Collected data:
★ ★ ★ ★
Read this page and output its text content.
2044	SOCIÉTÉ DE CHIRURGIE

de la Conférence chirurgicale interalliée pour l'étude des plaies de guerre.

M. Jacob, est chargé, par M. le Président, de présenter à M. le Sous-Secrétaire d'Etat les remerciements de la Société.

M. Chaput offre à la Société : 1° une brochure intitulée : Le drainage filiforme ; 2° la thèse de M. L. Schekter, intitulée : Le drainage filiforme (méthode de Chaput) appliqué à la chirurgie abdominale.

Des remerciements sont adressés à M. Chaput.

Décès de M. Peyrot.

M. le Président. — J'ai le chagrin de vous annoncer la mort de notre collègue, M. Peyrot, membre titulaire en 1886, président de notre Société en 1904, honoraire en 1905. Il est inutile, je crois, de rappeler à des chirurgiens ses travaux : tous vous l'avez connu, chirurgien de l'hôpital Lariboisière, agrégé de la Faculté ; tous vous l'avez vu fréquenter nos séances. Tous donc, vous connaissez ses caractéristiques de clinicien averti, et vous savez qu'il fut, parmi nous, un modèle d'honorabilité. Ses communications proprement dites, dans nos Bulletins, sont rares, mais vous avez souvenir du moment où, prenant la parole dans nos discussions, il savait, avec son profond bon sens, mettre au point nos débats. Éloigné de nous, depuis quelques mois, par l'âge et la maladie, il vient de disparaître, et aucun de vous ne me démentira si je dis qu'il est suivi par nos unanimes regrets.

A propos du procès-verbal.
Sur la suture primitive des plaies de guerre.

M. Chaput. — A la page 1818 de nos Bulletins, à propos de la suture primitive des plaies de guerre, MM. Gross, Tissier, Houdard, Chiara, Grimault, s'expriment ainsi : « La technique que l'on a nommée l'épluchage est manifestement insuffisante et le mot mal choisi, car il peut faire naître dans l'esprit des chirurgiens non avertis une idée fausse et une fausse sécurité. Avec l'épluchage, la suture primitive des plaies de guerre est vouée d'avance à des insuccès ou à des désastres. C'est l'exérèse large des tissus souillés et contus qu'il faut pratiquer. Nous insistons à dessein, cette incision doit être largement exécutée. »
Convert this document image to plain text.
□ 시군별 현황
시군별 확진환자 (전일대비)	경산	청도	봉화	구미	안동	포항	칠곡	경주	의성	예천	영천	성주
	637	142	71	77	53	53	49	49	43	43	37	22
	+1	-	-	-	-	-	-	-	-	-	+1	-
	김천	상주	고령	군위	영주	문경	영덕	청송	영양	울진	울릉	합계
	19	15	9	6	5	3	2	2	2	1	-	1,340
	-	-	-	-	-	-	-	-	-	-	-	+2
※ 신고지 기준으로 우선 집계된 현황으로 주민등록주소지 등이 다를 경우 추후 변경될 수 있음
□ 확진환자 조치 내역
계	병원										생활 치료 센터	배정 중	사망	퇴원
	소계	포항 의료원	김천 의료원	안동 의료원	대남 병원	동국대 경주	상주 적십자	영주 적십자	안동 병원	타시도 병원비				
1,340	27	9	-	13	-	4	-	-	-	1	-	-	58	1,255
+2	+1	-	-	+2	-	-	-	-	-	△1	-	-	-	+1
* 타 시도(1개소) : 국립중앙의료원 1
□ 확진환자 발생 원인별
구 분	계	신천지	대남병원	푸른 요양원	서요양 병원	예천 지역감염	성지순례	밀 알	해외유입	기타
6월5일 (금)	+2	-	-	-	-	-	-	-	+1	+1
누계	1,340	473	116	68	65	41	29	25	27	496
★ ★ ★ ★
:: SET EXERCISE ::
Reproduce only those lines of the entries above that run from the line with "Convert this document image to plain text." to the final line.

:: CORRECT RESPONSE ::
Convert this document image to plain text.
□ 시군별 현황
시군별 확진환자 (전일대비)	경산	청도	봉화	구미	안동	포항	칠곡	경주	의성	예천	영천	성주
	637	142	71	77	53	53	49	49	43	43	37	22
	+1	-	-	-	-	-	-	-	-	-	+1	-
	김천	상주	고령	군위	영주	문경	영덕	청송	영양	울진	울릉	합계
	19	15	9	6	5	3	2	2	2	1	-	1,340
	-	-	-	-	-	-	-	-	-	-	-	+2
※ 신고지 기준으로 우선 집계된 현황으로 주민등록주소지 등이 다를 경우 추후 변경될 수 있음
□ 확진환자 조치 내역
계	병원										생활 치료 센터	배정 중	사망	퇴원
	소계	포항 의료원	김천 의료원	안동 의료원	대남 병원	동국대 경주	상주 적십자	영주 적십자	안동 병원	타시도 병원비				
1,340	27	9	-	13	-	4	-	-	-	1	-	-	58	1,255
+2	+1	-	-	+2	-	-	-	-	-	△1	-	-	-	+1
* 타 시도(1개소) : 국립중앙의료원 1
□ 확진환자 발생 원인별
구 분	계	신천지	대남병원	푸른 요양원	서요양 병원	예천 지역감염	성지순례	밀 알	해외유입	기타
6월5일 (금)	+2	-	-	-	-	-	-	-	+1	+1
누계	1,340	473	116	68	65	41	29	25	27	496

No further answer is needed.